* Given problem
Copy each line below that includes "plusieurs".

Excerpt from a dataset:

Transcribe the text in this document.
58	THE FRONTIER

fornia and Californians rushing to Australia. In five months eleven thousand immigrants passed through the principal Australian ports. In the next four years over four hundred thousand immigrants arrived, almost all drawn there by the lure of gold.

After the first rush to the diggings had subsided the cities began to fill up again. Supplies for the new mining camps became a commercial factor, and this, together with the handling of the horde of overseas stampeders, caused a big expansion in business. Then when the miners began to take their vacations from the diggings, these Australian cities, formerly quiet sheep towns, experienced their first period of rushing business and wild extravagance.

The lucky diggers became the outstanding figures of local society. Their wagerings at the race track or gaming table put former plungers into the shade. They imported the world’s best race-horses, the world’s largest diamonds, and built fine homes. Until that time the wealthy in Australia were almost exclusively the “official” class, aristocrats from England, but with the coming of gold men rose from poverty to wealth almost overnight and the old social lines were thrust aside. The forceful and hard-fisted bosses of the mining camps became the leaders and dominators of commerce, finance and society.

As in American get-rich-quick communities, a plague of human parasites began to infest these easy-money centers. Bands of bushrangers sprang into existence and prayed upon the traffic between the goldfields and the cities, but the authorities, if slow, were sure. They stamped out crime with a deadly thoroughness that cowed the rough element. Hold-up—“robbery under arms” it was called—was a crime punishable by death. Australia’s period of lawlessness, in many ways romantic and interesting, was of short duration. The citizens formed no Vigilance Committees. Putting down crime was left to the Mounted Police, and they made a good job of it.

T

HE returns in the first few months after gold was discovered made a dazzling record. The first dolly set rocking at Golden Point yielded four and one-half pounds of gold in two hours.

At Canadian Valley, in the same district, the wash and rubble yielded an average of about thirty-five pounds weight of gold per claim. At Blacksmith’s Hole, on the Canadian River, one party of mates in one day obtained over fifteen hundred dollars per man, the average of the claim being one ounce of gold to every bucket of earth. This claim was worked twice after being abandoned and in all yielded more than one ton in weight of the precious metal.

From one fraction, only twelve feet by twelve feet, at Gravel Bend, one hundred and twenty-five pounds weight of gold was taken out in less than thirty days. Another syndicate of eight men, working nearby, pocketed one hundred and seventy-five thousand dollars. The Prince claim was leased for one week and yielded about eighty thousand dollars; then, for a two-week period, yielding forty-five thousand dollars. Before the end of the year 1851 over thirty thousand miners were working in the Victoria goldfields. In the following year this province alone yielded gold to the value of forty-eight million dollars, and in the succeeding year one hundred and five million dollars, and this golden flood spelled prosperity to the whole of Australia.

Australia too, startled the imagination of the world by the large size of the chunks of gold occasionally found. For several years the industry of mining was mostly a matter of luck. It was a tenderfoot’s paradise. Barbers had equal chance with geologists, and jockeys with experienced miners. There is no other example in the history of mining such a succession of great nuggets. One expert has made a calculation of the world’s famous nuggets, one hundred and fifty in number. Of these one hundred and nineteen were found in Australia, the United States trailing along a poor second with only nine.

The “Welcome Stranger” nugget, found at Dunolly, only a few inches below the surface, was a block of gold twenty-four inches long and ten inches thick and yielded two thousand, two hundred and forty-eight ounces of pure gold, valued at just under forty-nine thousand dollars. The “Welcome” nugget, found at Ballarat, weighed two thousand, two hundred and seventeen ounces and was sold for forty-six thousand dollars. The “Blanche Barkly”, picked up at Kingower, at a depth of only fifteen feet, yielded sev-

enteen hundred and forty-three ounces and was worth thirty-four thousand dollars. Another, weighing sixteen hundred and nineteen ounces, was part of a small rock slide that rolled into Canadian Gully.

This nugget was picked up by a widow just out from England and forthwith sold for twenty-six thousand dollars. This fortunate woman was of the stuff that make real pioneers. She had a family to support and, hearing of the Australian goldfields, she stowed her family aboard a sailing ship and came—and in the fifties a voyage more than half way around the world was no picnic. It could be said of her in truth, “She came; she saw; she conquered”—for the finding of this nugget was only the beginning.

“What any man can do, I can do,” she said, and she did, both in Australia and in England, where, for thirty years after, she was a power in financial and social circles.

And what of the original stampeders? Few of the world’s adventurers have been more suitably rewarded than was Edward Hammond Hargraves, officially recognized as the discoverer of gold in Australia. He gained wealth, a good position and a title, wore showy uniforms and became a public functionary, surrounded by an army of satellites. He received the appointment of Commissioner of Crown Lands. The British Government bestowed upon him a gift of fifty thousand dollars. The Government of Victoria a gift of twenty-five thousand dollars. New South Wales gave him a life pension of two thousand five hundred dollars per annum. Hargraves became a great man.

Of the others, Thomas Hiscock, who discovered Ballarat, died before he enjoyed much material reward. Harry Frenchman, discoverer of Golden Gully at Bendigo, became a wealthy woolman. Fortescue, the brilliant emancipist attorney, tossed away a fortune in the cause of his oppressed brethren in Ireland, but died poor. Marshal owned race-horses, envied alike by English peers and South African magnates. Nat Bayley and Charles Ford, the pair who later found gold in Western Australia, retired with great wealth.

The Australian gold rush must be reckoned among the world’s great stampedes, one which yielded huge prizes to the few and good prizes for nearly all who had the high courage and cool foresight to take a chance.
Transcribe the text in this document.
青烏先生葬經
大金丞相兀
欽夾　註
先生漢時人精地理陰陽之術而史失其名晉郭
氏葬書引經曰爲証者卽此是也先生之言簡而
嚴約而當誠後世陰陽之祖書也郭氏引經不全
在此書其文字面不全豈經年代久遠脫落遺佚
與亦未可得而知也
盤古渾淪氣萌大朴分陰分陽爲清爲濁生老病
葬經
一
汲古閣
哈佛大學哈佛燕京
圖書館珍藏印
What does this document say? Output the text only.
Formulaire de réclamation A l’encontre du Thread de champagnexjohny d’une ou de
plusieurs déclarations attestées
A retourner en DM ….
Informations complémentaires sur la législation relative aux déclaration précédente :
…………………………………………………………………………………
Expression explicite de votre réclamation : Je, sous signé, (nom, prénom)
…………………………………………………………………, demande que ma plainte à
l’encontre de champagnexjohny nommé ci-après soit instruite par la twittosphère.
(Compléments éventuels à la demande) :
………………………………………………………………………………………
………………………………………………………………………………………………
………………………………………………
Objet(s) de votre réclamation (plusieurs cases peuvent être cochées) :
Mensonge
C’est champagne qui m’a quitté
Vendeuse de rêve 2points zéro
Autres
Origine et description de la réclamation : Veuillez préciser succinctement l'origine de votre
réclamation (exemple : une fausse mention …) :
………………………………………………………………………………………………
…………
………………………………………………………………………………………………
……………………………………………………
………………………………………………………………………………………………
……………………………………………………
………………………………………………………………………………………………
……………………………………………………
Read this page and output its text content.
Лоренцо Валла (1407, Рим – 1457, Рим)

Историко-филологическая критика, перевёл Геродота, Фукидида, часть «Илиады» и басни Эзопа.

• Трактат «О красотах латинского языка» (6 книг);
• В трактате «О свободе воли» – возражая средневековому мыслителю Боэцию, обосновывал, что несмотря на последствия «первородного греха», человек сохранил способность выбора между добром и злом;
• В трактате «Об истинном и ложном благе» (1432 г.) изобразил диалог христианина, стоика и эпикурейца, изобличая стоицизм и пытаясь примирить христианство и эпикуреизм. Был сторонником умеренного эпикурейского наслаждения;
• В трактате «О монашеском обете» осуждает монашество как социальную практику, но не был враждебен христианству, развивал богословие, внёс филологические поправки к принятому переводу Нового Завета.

* Exercise output
plusieurs déclarations attestées
Objet(s) de votre réclamation (plusieurs cases peuvent être cochées) :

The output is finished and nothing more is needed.